> **Trecho do documento**:
Detroit ainda sofre as consequências de uma dura e longa crise que a levou à quebra em 2013, mas a saída oficial da bancarrota, em dezembro de 2014, marca um simbólico ano zero. Detroit busca renascer como uma cidade menor e manejável, e sem o estigma de ser uma das mais perigosas do país, com altos níveis de desemprego, um terço da população vivendo na pobreza e serviços públicos que deixam muito a desejar.
“As coisas melhoraram muito, mas de forma muito concentrada no centro, enquanto os bairros da periferia decaíram”, afirmou Jordi Carbonell, um barcelonês que montou um negócio na cidade, em 2007, chamado Café con Leche. Os profissionais concordam que Detroit está vivendo o que os norte-americanos chamam de momentum (ímpeto, empurrão). Muitos restaurantes abrem suas portas e também empresas de moda, como a do estilista John Varvatos, que inaugurou uma loja na sexta-feira em Woodward Avenue. Aí brotaram várias pequenas empresas tecnológicas (startups), atraídas pela força arrebatadora da indústria e porque os escritórios são mais baratos que em São Francisco ou em Nova York. “Houve uma imigração significativa nos últimos anos, sobretudo de trabalhadores jovens e de alta formação”, contou Mark Muro, responsável pelo programa de políticas metropolitanas da Brookings Institution. A indústria automobilística encerrou o ano de 2014 com o melhor dado de vendas desde 2006 e seu primeiro fabricante, a General Motors, teve um bom período após sair do resgate público. “O novo boom da automação fez a indústria convergir com as atividades digitais”, disse Muro. O ritmo de crescimento da cidade, acrescentou, é duas vezes maior que o do país. Segundo a Brookings Institution, 14,8% da força de trabalho de Detroit está relacionada à inovação. E Muro garantiu que irá além.
Bill Camp, chefe de desenvolvimento da Detroit Labs, uma startup que desenvolve aplicativos para dispositivos móveis e que teve uma ascensão meteórica – começaram com quatro pessoas há três anos e agora são mais 80 empregados –, também concorda com o que disse Muro. “Há muitíssimo talento aqui. Detroit é onde as coisas acontecem, a indústria faz com que haja muita gente concentrada criando”, explicou em um escritório com tetos altos, paredes de tijolos expostos e um imponente saco de boxe.
O edifício pertence a uma das empresas de Dan Gilbert, um dos símbolos do renascimento. Desde 2010, este milionário, nascido na cidade, e proprietário da Quicken Loans, que disponibiliza empréstimos online, adquiriu 70 edifícios e alocou em alguns deles 120 novas empresas. Ele é um dos impulsores do projeto da linha de bonde que passará pelo centro de Detroit. Também ajudou a restaurar imóveis e participa, junto com outros investidores, do Madison Building, um complexo de seis blocos – com uma centena de companhias tecnológicas – apoiado pelo Google como uma das “cidades” de sua rede oficial de empreendedores.

[Dados de limites das regiões]
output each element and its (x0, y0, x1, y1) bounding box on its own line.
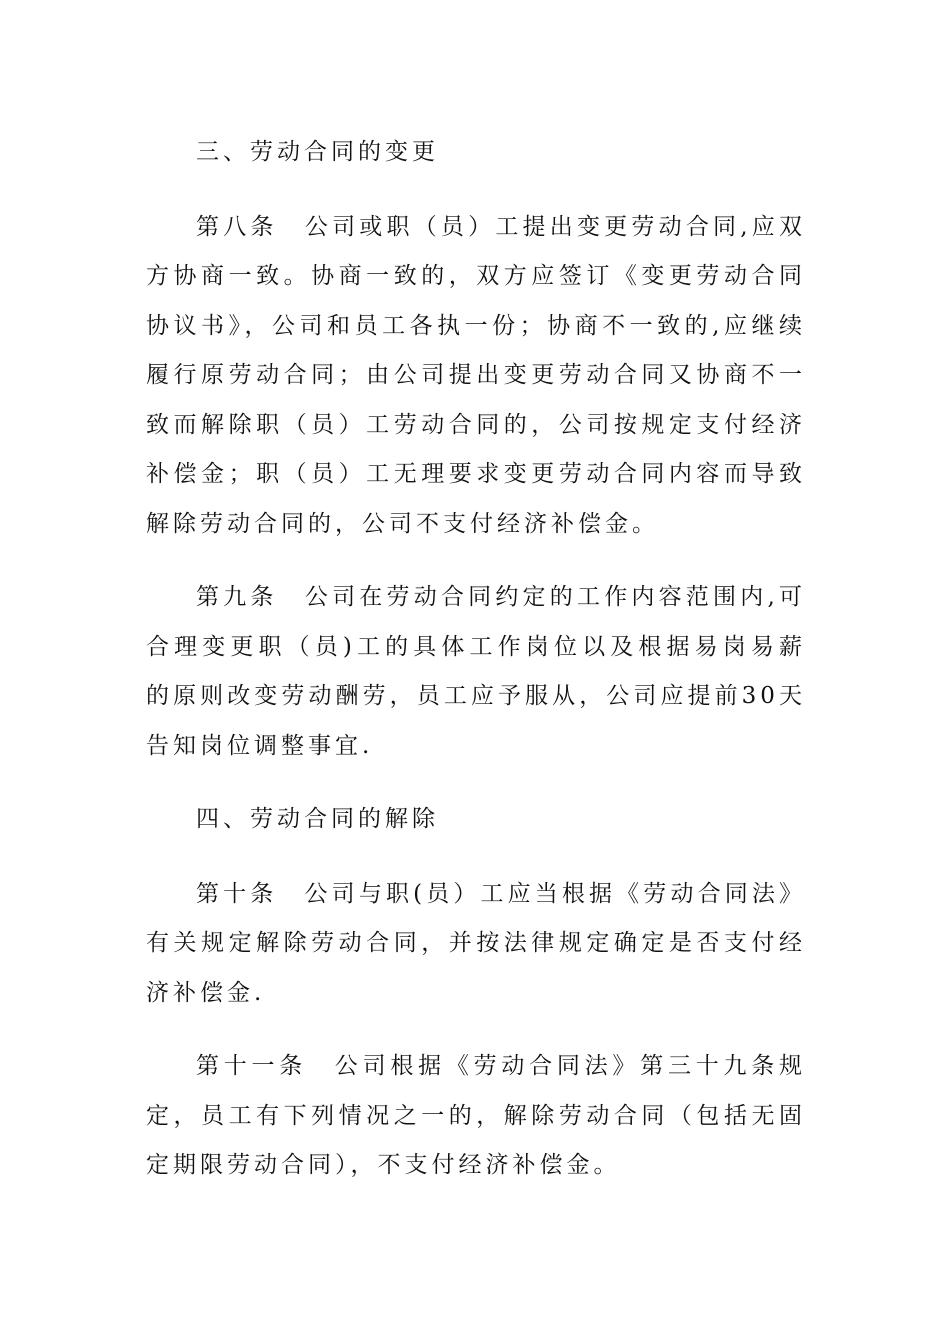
document-page (146, 128, 806, 1215)
article-9: 第九条 公司在劳动合同约定的工作内容范围内,可合理变更职（员)工的具体工作岗位以及根据易岗易薪的原则改变劳动酬劳，员工应予服从，公司应提前30天告知岗位调整事宜. (146, 584, 806, 759)
article-10: 第十条 公司与职(员）工应当根据《劳动合同法》有关规定解除劳动合同，并按法律规定确定是否支付经济补偿金. (146, 880, 806, 1006)
article-8: 第八条 公司或职（员）工提出变更劳动合同,应双方协商一致。协商一致的，双方应签订《变更劳动合同协议书》，公司和员工各执一份；协商不一致的,应继续履行原劳动合同；由公司提出变更劳动合同又协商不一致而解除职（员）工劳动合同的，公司按规定支付经济补偿金；职（员）工无理要求变更劳动合同内容而导致解除劳动合同的，公司不支付经济补偿金。 (146, 213, 806, 537)
article-11: 第十一条 公司根据《劳动合同法》第三十九条规定，员工有下列情况之一的，解除劳动合同（包括无固定期限劳动合同），不支付经济补偿金。 (146, 1053, 806, 1178)
section-heading-contract-change: 三、劳动合同的变更 (196, 139, 439, 165)
section-heading-contract-termination: 四、劳动合同的解除 (196, 806, 439, 832)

> **Instruções do exercício**: Liste todas as pessoas citadas pelo nome no trecho sobre a recuperação de Detroit.

> **A resposta**: Jordi Carbonell, John Varvatos, Mark Muro, Bill Camp e Dan Gilbert.